-- start RECORD EXCERPTS --
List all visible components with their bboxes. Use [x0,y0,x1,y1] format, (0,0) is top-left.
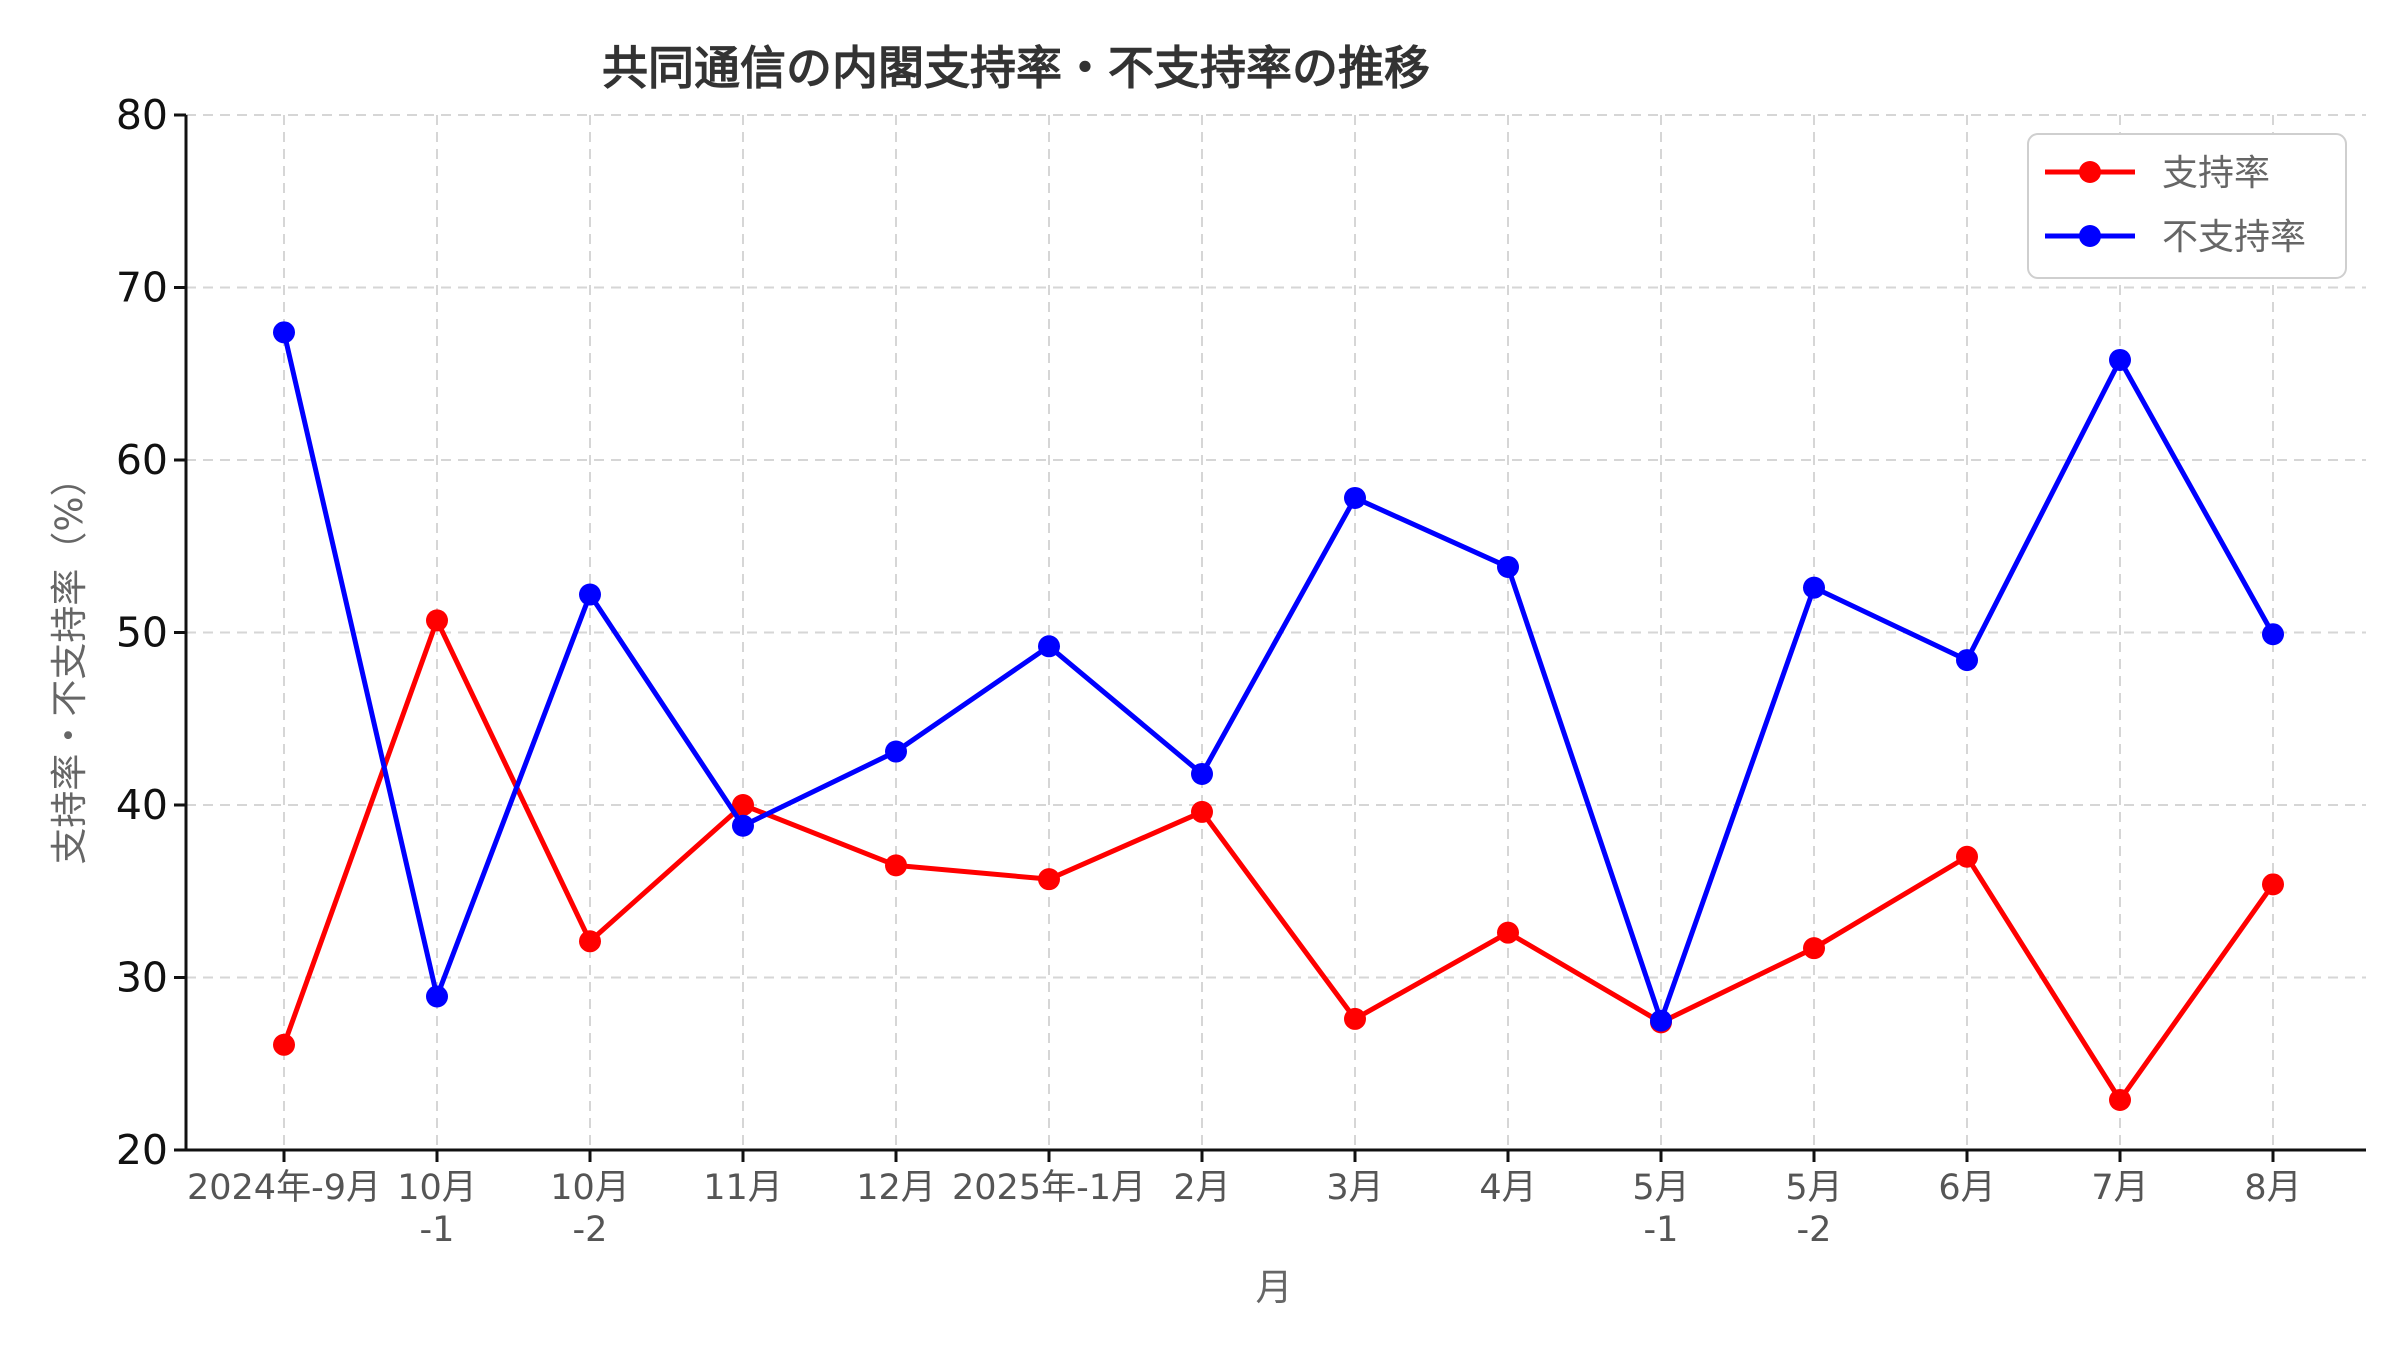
disapproval-series-point [1956,649,1978,672]
support-series-point [1038,868,1060,891]
support-series-line [281,617,2276,1103]
series-layer [273,321,2284,1111]
disapproval-series-line [281,329,2276,1024]
x-tick-label: 10月-2 [550,1168,630,1250]
support-series-point [1497,921,1519,944]
axis-layer [174,113,2366,1162]
x-tick-label: 3月 [1326,1168,1383,1208]
legend-marker-support-point [2079,161,2101,183]
y-tick-label: 50 [116,609,168,657]
y-tick-label: 60 [116,436,168,484]
disapproval-series-point [426,985,448,1008]
legend-label-support: 支持率 [2162,153,2270,194]
support-series-point [273,1033,295,1056]
legend-label-disapproval: 不支持率 [2162,217,2306,258]
x-tick-label: 11月 [703,1168,783,1208]
disapproval-series-point [273,321,295,344]
x-tick-label: 6月 [1938,1168,1995,1208]
y-axis-label: 支持率・不支持率（%） [48,459,91,864]
support-series-point [1956,845,1978,868]
x-tick-label: 10月-1 [397,1168,477,1250]
disapproval-series-point [2109,348,2131,371]
legend: 支持率 不支持率 [2027,133,2347,279]
disapproval-series-point [1803,576,1825,599]
chart-title: 共同通信の内閣支持率・不支持率の推移 [602,41,1430,95]
support-series-point [579,930,601,953]
x-tick-label: 5月-2 [1785,1168,1842,1250]
support-series-point [426,609,448,632]
support-series-point [732,794,754,816]
x-tick-label: 12月 [856,1168,936,1208]
x-tick-label: 2025年-1月 [952,1168,1146,1208]
x-tick-label: 8月 [2244,1168,2301,1208]
support-series-point [2109,1088,2131,1111]
legend-marker-disapproval-point [2079,225,2101,247]
tick-label-layer: 20 30 40 50 60 70 80 2024年-9月 10月-1 10月-2 11月 12月 20… [116,91,2302,1250]
support-series-point [1803,937,1825,960]
disapproval-series-point [1344,486,1366,509]
disapproval-series-point [732,814,754,837]
disapproval-series-point [2262,623,2284,646]
disapproval-series-point [885,740,907,763]
disapproval-series-point [1650,1009,1672,1032]
support-series-point [1191,800,1213,823]
y-tick-label: 20 [116,1126,168,1174]
y-tick-label: 70 [116,264,168,312]
x-tick-label: 7月 [2091,1168,2148,1208]
disapproval-series-point [1497,555,1519,578]
support-series-point [1344,1007,1366,1030]
y-tick-label: 40 [116,781,168,829]
x-tick-label: 4月 [1479,1168,1536,1208]
disapproval-series-point [1191,762,1213,785]
grid-layer [186,114,2366,1150]
support-series-point [2262,873,2284,896]
y-tick-label: 80 [116,91,168,139]
x-tick-label: 2024年-9月 [187,1168,381,1208]
x-tick-label: 5月-1 [1632,1168,1689,1250]
support-series-point [885,854,907,877]
disapproval-series-point [1038,635,1060,658]
disapproval-series-point [579,583,601,606]
x-tick-label: 2月 [1173,1168,1230,1208]
y-tick-label: 30 [116,954,168,1002]
x-axis-label: 月 [1256,1266,1293,1309]
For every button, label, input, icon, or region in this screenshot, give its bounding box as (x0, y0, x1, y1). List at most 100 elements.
-- end RECORD EXCERPTS --
▸ WHAT IS BEING ASKED: Copy every line of the records above word for word, leaving out the pictures.

▸ ANSWER FOR THE TASK:
List all visible components with their bboxes. Use [x0,y0,x1,y1] format, (0,0) is top-left.
disapproval-series-point [1956,649,1978,672]
support-series-point [1038,868,1060,891]
support-series-line [281,617,2276,1103]
series-layer [273,321,2284,1111]
disapproval-series-line [281,329,2276,1024]
x-tick-label: 10月-2 [550,1168,630,1250]
support-series-point [1497,921,1519,944]
axis-layer [174,113,2366,1162]
x-tick-label: 3月 [1326,1168,1383,1208]
legend-marker-support-point [2079,161,2101,183]
y-tick-label: 50 [116,609,168,657]
y-tick-label: 60 [116,436,168,484]
disapproval-series-point [426,985,448,1008]
legend-label-support: 支持率 [2162,153,2270,194]
support-series-point [273,1033,295,1056]
legend-label-disapproval: 不支持率 [2162,217,2306,258]
x-tick-label: 11月 [703,1168,783,1208]
disapproval-series-point [273,321,295,344]
x-tick-label: 6月 [1938,1168,1995,1208]
y-axis-label: 支持率・不支持率（%） [48,459,91,864]
support-series-point [1956,845,1978,868]
x-tick-label: 10月-1 [397,1168,477,1250]
disapproval-series-point [2109,348,2131,371]
legend: 支持率 不支持率 [2027,133,2347,279]
disapproval-series-point [1803,576,1825,599]
chart-title: 共同通信の内閣支持率・不支持率の推移 [602,41,1430,95]
support-series-point [579,930,601,953]
x-tick-label: 5月-2 [1785,1168,1842,1250]
support-series-point [426,609,448,632]
support-series-point [732,794,754,816]
x-tick-label: 12月 [856,1168,936,1208]
x-tick-label: 2025年-1月 [952,1168,1146,1208]
x-tick-label: 8月 [2244,1168,2301,1208]
support-series-point [2109,1088,2131,1111]
legend-marker-disapproval-point [2079,225,2101,247]
tick-label-layer: 20 30 40 50 60 70 80 2024年-9月 10月-1 10月-2 11月 12月 20… [116,91,2302,1250]
support-series-point [1803,937,1825,960]
disapproval-series-point [1344,486,1366,509]
disapproval-series-point [732,814,754,837]
disapproval-series-point [2262,623,2284,646]
disapproval-series-point [885,740,907,763]
disapproval-series-point [1650,1009,1672,1032]
support-series-point [1191,800,1213,823]
y-tick-label: 20 [116,1126,168,1174]
y-tick-label: 70 [116,264,168,312]
x-tick-label: 7月 [2091,1168,2148,1208]
disapproval-series-point [1497,555,1519,578]
support-series-point [1344,1007,1366,1030]
y-tick-label: 40 [116,781,168,829]
x-tick-label: 4月 [1479,1168,1536,1208]
disapproval-series-point [1191,762,1213,785]
grid-layer [186,114,2366,1150]
support-series-point [2262,873,2284,896]
y-tick-label: 80 [116,91,168,139]
x-tick-label: 2024年-9月 [187,1168,381,1208]
x-tick-label: 5月-1 [1632,1168,1689,1250]
support-series-point [885,854,907,877]
disapproval-series-point [1038,635,1060,658]
disapproval-series-point [579,583,601,606]
x-tick-label: 2月 [1173,1168,1230,1208]
y-tick-label: 30 [116,954,168,1002]
x-axis-label: 月 [1256,1266,1293,1309]
For every button, label, input, icon, or region in this screenshot, give its bounding box as (x0, y0, x1, y1). List at most 100 elements.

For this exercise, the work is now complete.